Chart and figure data
= = = =
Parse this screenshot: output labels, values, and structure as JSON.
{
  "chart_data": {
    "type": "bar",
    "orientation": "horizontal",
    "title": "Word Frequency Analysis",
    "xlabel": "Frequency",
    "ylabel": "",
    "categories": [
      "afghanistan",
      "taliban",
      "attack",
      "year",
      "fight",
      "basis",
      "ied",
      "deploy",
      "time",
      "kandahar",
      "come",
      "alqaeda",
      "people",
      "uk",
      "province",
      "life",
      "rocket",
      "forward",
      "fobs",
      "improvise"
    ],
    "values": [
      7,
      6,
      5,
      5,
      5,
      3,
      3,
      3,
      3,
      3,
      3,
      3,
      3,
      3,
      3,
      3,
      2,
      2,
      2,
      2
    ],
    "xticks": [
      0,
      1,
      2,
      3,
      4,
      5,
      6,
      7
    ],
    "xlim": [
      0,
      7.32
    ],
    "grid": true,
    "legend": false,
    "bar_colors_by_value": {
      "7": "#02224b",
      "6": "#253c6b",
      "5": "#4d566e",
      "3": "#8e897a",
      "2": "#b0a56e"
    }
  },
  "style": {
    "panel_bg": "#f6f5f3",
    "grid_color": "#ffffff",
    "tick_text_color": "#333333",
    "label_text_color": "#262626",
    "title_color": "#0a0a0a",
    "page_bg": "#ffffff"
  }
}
= = = =
## Exercise instructions
Each entry above needs to be retyped exactly.

## Exercise result
Parse this screenshot: output labels, values, and structure as JSON.
{
  "chart_data": {
    "type": "bar",
    "orientation": "horizontal",
    "title": "Word Frequency Analysis",
    "xlabel": "Frequency",
    "ylabel": "",
    "categories": [
      "afghanistan",
      "taliban",
      "attack",
      "year",
      "fight",
      "basis",
      "ied",
      "deploy",
      "time",
      "kandahar",
      "come",
      "alqaeda",
      "people",
      "uk",
      "province",
      "life",
      "rocket",
      "forward",
      "fobs",
      "improvise"
    ],
    "values": [
      7,
      6,
      5,
      5,
      5,
      3,
      3,
      3,
      3,
      3,
      3,
      3,
      3,
      3,
      3,
      3,
      2,
      2,
      2,
      2
    ],
    "xticks": [
      0,
      1,
      2,
      3,
      4,
      5,
      6,
      7
    ],
    "xlim": [
      0,
      7.32
    ],
    "grid": true,
    "legend": false,
    "bar_colors_by_value": {
      "7": "#02224b",
      "6": "#253c6b",
      "5": "#4d566e",
      "3": "#8e897a",
      "2": "#b0a56e"
    }
  },
  "style": {
    "panel_bg": "#f6f5f3",
    "grid_color": "#ffffff",
    "tick_text_color": "#333333",
    "label_text_color": "#262626",
    "title_color": "#0a0a0a",
    "page_bg": "#ffffff"
  }
}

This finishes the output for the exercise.